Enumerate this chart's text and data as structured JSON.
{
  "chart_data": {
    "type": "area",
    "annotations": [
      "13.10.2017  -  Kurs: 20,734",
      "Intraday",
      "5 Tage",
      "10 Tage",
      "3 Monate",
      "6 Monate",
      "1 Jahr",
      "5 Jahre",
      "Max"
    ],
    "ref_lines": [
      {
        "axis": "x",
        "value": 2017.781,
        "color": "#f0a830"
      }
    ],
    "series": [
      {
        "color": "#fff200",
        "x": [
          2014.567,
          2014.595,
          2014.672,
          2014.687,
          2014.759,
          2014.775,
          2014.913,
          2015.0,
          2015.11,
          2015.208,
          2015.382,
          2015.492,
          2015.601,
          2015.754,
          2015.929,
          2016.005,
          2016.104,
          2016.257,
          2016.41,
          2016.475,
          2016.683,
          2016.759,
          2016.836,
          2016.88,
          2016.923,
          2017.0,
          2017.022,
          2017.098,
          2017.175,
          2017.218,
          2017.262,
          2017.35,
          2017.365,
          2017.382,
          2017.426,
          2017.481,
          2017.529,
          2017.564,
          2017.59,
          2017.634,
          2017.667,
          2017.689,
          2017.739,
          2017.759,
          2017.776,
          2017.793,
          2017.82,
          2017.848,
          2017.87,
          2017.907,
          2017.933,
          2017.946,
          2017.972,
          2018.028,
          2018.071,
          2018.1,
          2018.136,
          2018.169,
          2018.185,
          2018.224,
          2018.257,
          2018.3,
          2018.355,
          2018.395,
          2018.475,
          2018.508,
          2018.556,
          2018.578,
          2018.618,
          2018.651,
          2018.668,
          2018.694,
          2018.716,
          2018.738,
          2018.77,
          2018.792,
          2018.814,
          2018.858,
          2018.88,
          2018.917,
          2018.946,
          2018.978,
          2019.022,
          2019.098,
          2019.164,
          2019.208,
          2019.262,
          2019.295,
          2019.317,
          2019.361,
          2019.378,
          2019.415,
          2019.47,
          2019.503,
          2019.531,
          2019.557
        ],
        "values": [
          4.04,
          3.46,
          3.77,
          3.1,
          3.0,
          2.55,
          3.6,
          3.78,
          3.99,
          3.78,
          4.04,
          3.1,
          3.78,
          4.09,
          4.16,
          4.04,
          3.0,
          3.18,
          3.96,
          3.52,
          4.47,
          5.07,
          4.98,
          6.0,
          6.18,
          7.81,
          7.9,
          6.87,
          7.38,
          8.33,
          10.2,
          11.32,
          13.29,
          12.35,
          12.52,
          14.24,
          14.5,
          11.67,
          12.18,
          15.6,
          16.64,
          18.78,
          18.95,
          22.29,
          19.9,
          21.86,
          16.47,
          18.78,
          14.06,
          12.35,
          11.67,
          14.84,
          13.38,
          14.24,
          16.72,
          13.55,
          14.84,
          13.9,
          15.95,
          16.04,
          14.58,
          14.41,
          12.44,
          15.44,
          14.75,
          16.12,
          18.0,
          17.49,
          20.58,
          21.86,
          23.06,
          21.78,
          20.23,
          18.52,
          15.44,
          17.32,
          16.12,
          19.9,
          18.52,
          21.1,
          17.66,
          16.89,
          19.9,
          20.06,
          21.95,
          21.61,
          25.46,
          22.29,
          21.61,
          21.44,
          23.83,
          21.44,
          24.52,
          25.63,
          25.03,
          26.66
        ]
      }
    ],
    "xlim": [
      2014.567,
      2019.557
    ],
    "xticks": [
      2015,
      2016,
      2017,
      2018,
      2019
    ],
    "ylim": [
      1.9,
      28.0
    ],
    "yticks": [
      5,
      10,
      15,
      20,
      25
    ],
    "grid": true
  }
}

_Description of the task:_ Write the material out exactly, with nothing left out.

_Written response:_
Enumerate this chart's text and data as structured JSON.
{
  "chart_data": {
    "type": "area",
    "annotations": [
      "13.10.2017  -  Kurs: 20,734",
      "Intraday",
      "5 Tage",
      "10 Tage",
      "3 Monate",
      "6 Monate",
      "1 Jahr",
      "5 Jahre",
      "Max"
    ],
    "ref_lines": [
      {
        "axis": "x",
        "value": 2017.781,
        "color": "#f0a830"
      }
    ],
    "series": [
      {
        "color": "#fff200",
        "x": [
          2014.567,
          2014.595,
          2014.672,
          2014.687,
          2014.759,
          2014.775,
          2014.913,
          2015.0,
          2015.11,
          2015.208,
          2015.382,
          2015.492,
          2015.601,
          2015.754,
          2015.929,
          2016.005,
          2016.104,
          2016.257,
          2016.41,
          2016.475,
          2016.683,
          2016.759,
          2016.836,
          2016.88,
          2016.923,
          2017.0,
          2017.022,
          2017.098,
          2017.175,
          2017.218,
          2017.262,
          2017.35,
          2017.365,
          2017.382,
          2017.426,
          2017.481,
          2017.529,
          2017.564,
          2017.59,
          2017.634,
          2017.667,
          2017.689,
          2017.739,
          2017.759,
          2017.776,
          2017.793,
          2017.82,
          2017.848,
          2017.87,
          2017.907,
          2017.933,
          2017.946,
          2017.972,
          2018.028,
          2018.071,
          2018.1,
          2018.136,
          2018.169,
          2018.185,
          2018.224,
          2018.257,
          2018.3,
          2018.355,
          2018.395,
          2018.475,
          2018.508,
          2018.556,
          2018.578,
          2018.618,
          2018.651,
          2018.668,
          2018.694,
          2018.716,
          2018.738,
          2018.77,
          2018.792,
          2018.814,
          2018.858,
          2018.88,
          2018.917,
          2018.946,
          2018.978,
          2019.022,
          2019.098,
          2019.164,
          2019.208,
          2019.262,
          2019.295,
          2019.317,
          2019.361,
          2019.378,
          2019.415,
          2019.47,
          2019.503,
          2019.531,
          2019.557
        ],
        "values": [
          4.04,
          3.46,
          3.77,
          3.1,
          3.0,
          2.55,
          3.6,
          3.78,
          3.99,
          3.78,
          4.04,
          3.1,
          3.78,
          4.09,
          4.16,
          4.04,
          3.0,
          3.18,
          3.96,
          3.52,
          4.47,
          5.07,
          4.98,
          6.0,
          6.18,
          7.81,
          7.9,
          6.87,
          7.38,
          8.33,
          10.2,
          11.32,
          13.29,
          12.35,
          12.52,
          14.24,
          14.5,
          11.67,
          12.18,
          15.6,
          16.64,
          18.78,
          18.95,
          22.29,
          19.9,
          21.86,
          16.47,
          18.78,
          14.06,
          12.35,
          11.67,
          14.84,
          13.38,
          14.24,
          16.72,
          13.55,
          14.84,
          13.9,
          15.95,
          16.04,
          14.58,
          14.41,
          12.44,
          15.44,
          14.75,
          16.12,
          18.0,
          17.49,
          20.58,
          21.86,
          23.06,
          21.78,
          20.23,
          18.52,
          15.44,
          17.32,
          16.12,
          19.9,
          18.52,
          21.1,
          17.66,
          16.89,
          19.9,
          20.06,
          21.95,
          21.61,
          25.46,
          22.29,
          21.61,
          21.44,
          23.83,
          21.44,
          24.52,
          25.63,
          25.03,
          26.66
        ]
      }
    ],
    "xlim": [
      2014.567,
      2019.557
    ],
    "xticks": [
      2015,
      2016,
      2017,
      2018,
      2019
    ],
    "ylim": [
      1.9,
      28.0
    ],
    "yticks": [
      5,
      10,
      15,
      20,
      25
    ],
    "grid": true
  }
}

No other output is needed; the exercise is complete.